Present the lines below again, exactly as they stand.

[Materials provided — start]

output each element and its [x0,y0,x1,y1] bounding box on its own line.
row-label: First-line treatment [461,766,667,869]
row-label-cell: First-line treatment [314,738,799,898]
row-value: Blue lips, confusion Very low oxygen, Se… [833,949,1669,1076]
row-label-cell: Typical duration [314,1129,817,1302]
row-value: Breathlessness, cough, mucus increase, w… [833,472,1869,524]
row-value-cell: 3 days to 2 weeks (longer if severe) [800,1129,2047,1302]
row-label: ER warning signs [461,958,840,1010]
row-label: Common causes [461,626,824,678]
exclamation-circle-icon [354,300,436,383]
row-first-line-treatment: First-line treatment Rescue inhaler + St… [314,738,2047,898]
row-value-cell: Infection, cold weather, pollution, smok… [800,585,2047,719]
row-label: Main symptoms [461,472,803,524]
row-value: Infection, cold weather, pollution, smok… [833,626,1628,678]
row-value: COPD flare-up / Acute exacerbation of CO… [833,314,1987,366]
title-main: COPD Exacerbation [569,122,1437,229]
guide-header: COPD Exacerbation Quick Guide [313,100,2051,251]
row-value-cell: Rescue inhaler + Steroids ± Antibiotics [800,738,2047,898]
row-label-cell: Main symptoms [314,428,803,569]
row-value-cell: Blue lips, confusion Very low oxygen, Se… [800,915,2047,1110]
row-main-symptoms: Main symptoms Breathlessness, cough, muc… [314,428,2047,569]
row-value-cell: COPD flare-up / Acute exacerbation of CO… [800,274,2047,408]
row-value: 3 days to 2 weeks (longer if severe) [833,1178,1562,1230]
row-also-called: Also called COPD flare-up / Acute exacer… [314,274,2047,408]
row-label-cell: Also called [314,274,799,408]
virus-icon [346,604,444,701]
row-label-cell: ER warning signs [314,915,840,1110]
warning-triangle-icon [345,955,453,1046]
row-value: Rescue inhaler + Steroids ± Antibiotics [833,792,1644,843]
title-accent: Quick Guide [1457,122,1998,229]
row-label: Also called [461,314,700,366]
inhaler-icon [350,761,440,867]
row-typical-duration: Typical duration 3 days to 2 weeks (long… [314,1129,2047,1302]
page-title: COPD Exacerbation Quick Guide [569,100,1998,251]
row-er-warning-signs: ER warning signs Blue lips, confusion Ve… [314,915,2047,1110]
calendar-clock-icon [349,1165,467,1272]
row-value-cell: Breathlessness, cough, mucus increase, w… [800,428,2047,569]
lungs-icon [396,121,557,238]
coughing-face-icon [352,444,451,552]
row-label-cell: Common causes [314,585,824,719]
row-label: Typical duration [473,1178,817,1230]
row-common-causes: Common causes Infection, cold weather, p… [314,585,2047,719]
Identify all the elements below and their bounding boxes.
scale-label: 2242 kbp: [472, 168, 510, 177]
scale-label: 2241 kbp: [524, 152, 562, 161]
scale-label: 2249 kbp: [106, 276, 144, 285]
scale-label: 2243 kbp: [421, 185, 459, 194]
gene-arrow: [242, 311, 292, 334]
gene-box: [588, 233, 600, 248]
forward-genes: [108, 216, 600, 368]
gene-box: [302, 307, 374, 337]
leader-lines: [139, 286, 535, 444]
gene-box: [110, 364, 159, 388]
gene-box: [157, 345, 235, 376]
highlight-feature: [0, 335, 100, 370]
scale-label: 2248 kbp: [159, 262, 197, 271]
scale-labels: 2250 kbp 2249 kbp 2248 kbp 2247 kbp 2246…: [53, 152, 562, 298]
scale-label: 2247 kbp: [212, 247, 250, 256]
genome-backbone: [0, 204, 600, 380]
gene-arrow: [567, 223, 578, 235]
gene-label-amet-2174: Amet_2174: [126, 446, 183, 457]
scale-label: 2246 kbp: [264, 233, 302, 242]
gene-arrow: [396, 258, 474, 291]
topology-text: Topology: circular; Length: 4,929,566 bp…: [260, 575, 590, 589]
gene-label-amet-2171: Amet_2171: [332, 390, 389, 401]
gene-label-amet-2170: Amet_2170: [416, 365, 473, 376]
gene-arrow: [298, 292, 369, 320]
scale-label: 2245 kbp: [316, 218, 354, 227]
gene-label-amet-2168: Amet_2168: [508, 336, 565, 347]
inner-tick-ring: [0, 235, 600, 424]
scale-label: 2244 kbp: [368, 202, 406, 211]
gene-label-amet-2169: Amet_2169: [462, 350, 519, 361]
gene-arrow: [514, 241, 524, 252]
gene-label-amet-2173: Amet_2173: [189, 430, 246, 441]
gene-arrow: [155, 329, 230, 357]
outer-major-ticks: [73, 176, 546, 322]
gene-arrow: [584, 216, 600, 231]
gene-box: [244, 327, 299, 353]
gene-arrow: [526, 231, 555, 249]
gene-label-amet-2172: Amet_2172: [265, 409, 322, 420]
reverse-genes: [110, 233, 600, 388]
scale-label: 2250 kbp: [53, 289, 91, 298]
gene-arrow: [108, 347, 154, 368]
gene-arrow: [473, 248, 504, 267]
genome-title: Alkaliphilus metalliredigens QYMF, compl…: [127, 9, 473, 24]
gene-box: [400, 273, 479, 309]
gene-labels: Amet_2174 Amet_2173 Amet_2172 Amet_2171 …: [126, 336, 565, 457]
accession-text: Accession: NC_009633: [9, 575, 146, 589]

[Materials provided — finish]

*Answer*:
output each element and its [x0,y0,x1,y1] bounding box on its own line.
row-label: First-line treatment [461,766,667,869]
row-label-cell: First-line treatment [314,738,799,898]
row-value: Blue lips, confusion Very low oxygen, Se… [833,949,1669,1076]
row-label-cell: Typical duration [314,1129,817,1302]
row-value: Breathlessness, cough, mucus increase, w… [833,472,1869,524]
row-value-cell: 3 days to 2 weeks (longer if severe) [800,1129,2047,1302]
row-label: ER warning signs [461,958,840,1010]
row-label: Common causes [461,626,824,678]
exclamation-circle-icon [354,300,436,383]
row-first-line-treatment: First-line treatment Rescue inhaler + St… [314,738,2047,898]
row-value-cell: Infection, cold weather, pollution, smok… [800,585,2047,719]
row-label: Main symptoms [461,472,803,524]
row-value: Infection, cold weather, pollution, smok… [833,626,1628,678]
row-value: COPD flare-up / Acute exacerbation of CO… [833,314,1987,366]
title-main: COPD Exacerbation [569,122,1437,229]
guide-header: COPD Exacerbation Quick Guide [313,100,2051,251]
row-value-cell: Rescue inhaler + Steroids ± Antibiotics [800,738,2047,898]
row-label-cell: Main symptoms [314,428,803,569]
row-value-cell: Blue lips, confusion Very low oxygen, Se… [800,915,2047,1110]
row-main-symptoms: Main symptoms Breathlessness, cough, muc… [314,428,2047,569]
row-value-cell: COPD flare-up / Acute exacerbation of CO… [800,274,2047,408]
row-value: 3 days to 2 weeks (longer if severe) [833,1178,1562,1230]
row-also-called: Also called COPD flare-up / Acute exacer… [314,274,2047,408]
row-label-cell: Also called [314,274,799,408]
virus-icon [346,604,444,701]
row-label-cell: ER warning signs [314,915,840,1110]
warning-triangle-icon [345,955,453,1046]
row-value: Rescue inhaler + Steroids ± Antibiotics [833,792,1644,843]
title-accent: Quick Guide [1457,122,1998,229]
row-label: Also called [461,314,700,366]
inhaler-icon [350,761,440,867]
row-typical-duration: Typical duration 3 days to 2 weeks (long… [314,1129,2047,1302]
page-title: COPD Exacerbation Quick Guide [569,100,1998,251]
row-er-warning-signs: ER warning signs Blue lips, confusion Ve… [314,915,2047,1110]
calendar-clock-icon [349,1165,467,1272]
row-value-cell: Breathlessness, cough, mucus increase, w… [800,428,2047,569]
lungs-icon [396,121,557,238]
coughing-face-icon [352,444,451,552]
row-label-cell: Common causes [314,585,824,719]
row-label: Typical duration [473,1178,817,1230]
row-common-causes: Common causes Infection, cold weather, p… [314,585,2047,719]
Identify all the elements below and their bounding boxes.
scale-label: 2242 kbp: [472, 168, 510, 177]
scale-label: 2241 kbp: [524, 152, 562, 161]
scale-label: 2249 kbp: [106, 276, 144, 285]
scale-label: 2243 kbp: [421, 185, 459, 194]
gene-arrow: [242, 311, 292, 334]
gene-box: [588, 233, 600, 248]
forward-genes: [108, 216, 600, 368]
gene-box: [302, 307, 374, 337]
leader-lines: [139, 286, 535, 444]
gene-box: [110, 364, 159, 388]
gene-box: [157, 345, 235, 376]
highlight-feature: [0, 335, 100, 370]
scale-label: 2248 kbp: [159, 262, 197, 271]
scale-labels: 2250 kbp 2249 kbp 2248 kbp 2247 kbp 2246…: [53, 152, 562, 298]
scale-label: 2247 kbp: [212, 247, 250, 256]
genome-backbone: [0, 204, 600, 380]
gene-arrow: [567, 223, 578, 235]
gene-label-amet-2174: Amet_2174: [126, 446, 183, 457]
scale-label: 2246 kbp: [264, 233, 302, 242]
gene-arrow: [396, 258, 474, 291]
topology-text: Topology: circular; Length: 4,929,566 bp…: [260, 575, 590, 589]
gene-label-amet-2171: Amet_2171: [332, 390, 389, 401]
gene-label-amet-2170: Amet_2170: [416, 365, 473, 376]
gene-arrow: [298, 292, 369, 320]
scale-label: 2245 kbp: [316, 218, 354, 227]
gene-label-amet-2168: Amet_2168: [508, 336, 565, 347]
inner-tick-ring: [0, 235, 600, 424]
scale-label: 2244 kbp: [368, 202, 406, 211]
gene-label-amet-2169: Amet_2169: [462, 350, 519, 361]
gene-arrow: [514, 241, 524, 252]
gene-label-amet-2173: Amet_2173: [189, 430, 246, 441]
gene-arrow: [155, 329, 230, 357]
outer-major-ticks: [73, 176, 546, 322]
gene-arrow: [584, 216, 600, 231]
gene-box: [244, 327, 299, 353]
gene-arrow: [526, 231, 555, 249]
gene-label-amet-2172: Amet_2172: [265, 409, 322, 420]
reverse-genes: [110, 233, 600, 388]
scale-label: 2250 kbp: [53, 289, 91, 298]
gene-arrow: [108, 347, 154, 368]
gene-arrow: [473, 248, 504, 267]
genome-title: Alkaliphilus metalliredigens QYMF, compl…: [127, 9, 473, 24]
gene-box: [400, 273, 479, 309]
gene-labels: Amet_2174 Amet_2173 Amet_2172 Amet_2171 …: [126, 336, 565, 457]
accession-text: Accession: NC_009633: [9, 575, 146, 589]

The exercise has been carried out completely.